_Items listed in a dataset_:
** START **
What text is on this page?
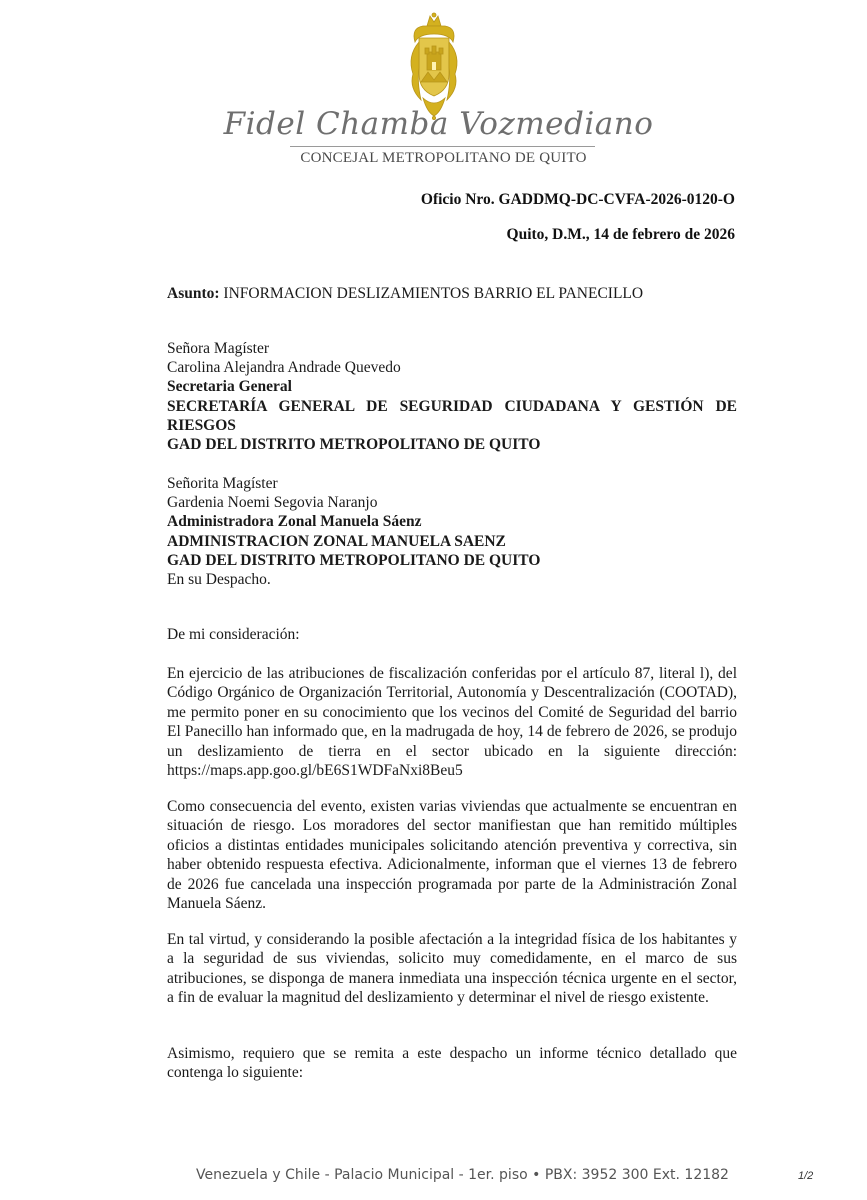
Fidel Chamba Vozmediano
CONCEJAL METROPOLITANO DE QUITO
Oficio Nro. GADDMQ-DC-CVFA-2026-0120-O
Quito, D.M., 14 de febrero de 2026
Asunto: INFORMACION DESLIZAMIENTOS BARRIO EL PANECILLO
Señora Magíster
Carolina Alejandra Andrade Quevedo
Secretaria General
SECRETARÍA GENERAL DE SEGURIDAD CIUDADANA Y GESTIÓN DE
RIESGOS
GAD DEL DISTRITO METROPOLITANO DE QUITO
Señorita Magíster
Gardenia Noemi Segovia Naranjo
Administradora Zonal Manuela Sáenz
ADMINISTRACION ZONAL MANUELA SAENZ
GAD DEL DISTRITO METROPOLITANO DE QUITO
En su Despacho.
De mi consideración:

En ejercicio de las atribuciones de fiscalización conferidas por el artículo 87, literal l), del Código Orgánico de Organización Territorial, Autonomía y Descentralización (COOTAD), me permito poner en su conocimiento que los vecinos del Comité de Seguridad del barrio El Panecillo han informado que, en la madrugada de hoy, 14 de febrero de 2026, se produjo un deslizamiento de tierra en el sector ubicado en la siguiente dirección: https://maps.app.goo.gl/bE6S1WDFaNxi8Beu5

Como consecuencia del evento, existen varias viviendas que actualmente se encuentran en situación de riesgo. Los moradores del sector manifiestan que han remitido múltiples oficios a distintas entidades municipales solicitando atención preventiva y correctiva, sin haber obtenido respuesta efectiva. Adicionalmente, informan que el viernes 13 de febrero de 2026 fue cancelada una inspección programada por parte de la Administración Zonal Manuela Sáenz.

En tal virtud, y considerando la posible afectación a la integridad física de los habitantes y a la seguridad de sus viviendas, solicito muy comedidamente, en el marco de sus atribuciones, se disponga de manera inmediata una inspección técnica urgente en el sector, a fin de evaluar la magnitud del deslizamiento y determinar el nivel de riesgo existente.

Asimismo, requiero que se remita a este despacho un informe técnico detallado que contenga lo siguiente:

Venezuela y Chile - Palacio Municipal - 1er. piso • PBX: 3952 300 Ext. 12182	1/2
** END **
_The request_: Repeat the material verbatim. Do not carry over any picture.

_Solved problem_:
What text is on this page?
Fidel Chamba Vozmediano
CONCEJAL METROPOLITANO DE QUITO
Oficio Nro. GADDMQ-DC-CVFA-2026-0120-O
Quito, D.M., 14 de febrero de 2026
Asunto: INFORMACION DESLIZAMIENTOS BARRIO EL PANECILLO
Señora Magíster
Carolina Alejandra Andrade Quevedo
Secretaria General
SECRETARÍA GENERAL DE SEGURIDAD CIUDADANA Y GESTIÓN DE
RIESGOS
GAD DEL DISTRITO METROPOLITANO DE QUITO
Señorita Magíster
Gardenia Noemi Segovia Naranjo
Administradora Zonal Manuela Sáenz
ADMINISTRACION ZONAL MANUELA SAENZ
GAD DEL DISTRITO METROPOLITANO DE QUITO
En su Despacho.
De mi consideración:

En ejercicio de las atribuciones de fiscalización conferidas por el artículo 87, literal l), del Código Orgánico de Organización Territorial, Autonomía y Descentralización (COOTAD), me permito poner en su conocimiento que los vecinos del Comité de Seguridad del barrio El Panecillo han informado que, en la madrugada de hoy, 14 de febrero de 2026, se produjo un deslizamiento de tierra en el sector ubicado en la siguiente dirección: https://maps.app.goo.gl/bE6S1WDFaNxi8Beu5

Como consecuencia del evento, existen varias viviendas que actualmente se encuentran en situación de riesgo. Los moradores del sector manifiestan que han remitido múltiples oficios a distintas entidades municipales solicitando atención preventiva y correctiva, sin haber obtenido respuesta efectiva. Adicionalmente, informan que el viernes 13 de febrero de 2026 fue cancelada una inspección programada por parte de la Administración Zonal Manuela Sáenz.

En tal virtud, y considerando la posible afectación a la integridad física de los habitantes y a la seguridad de sus viviendas, solicito muy comedidamente, en el marco de sus atribuciones, se disponga de manera inmediata una inspección técnica urgente en el sector, a fin de evaluar la magnitud del deslizamiento y determinar el nivel de riesgo existente.

Asimismo, requiero que se remita a este despacho un informe técnico detallado que contenga lo siguiente:

Venezuela y Chile - Palacio Municipal - 1er. piso • PBX: 3952 300 Ext. 12182	1/2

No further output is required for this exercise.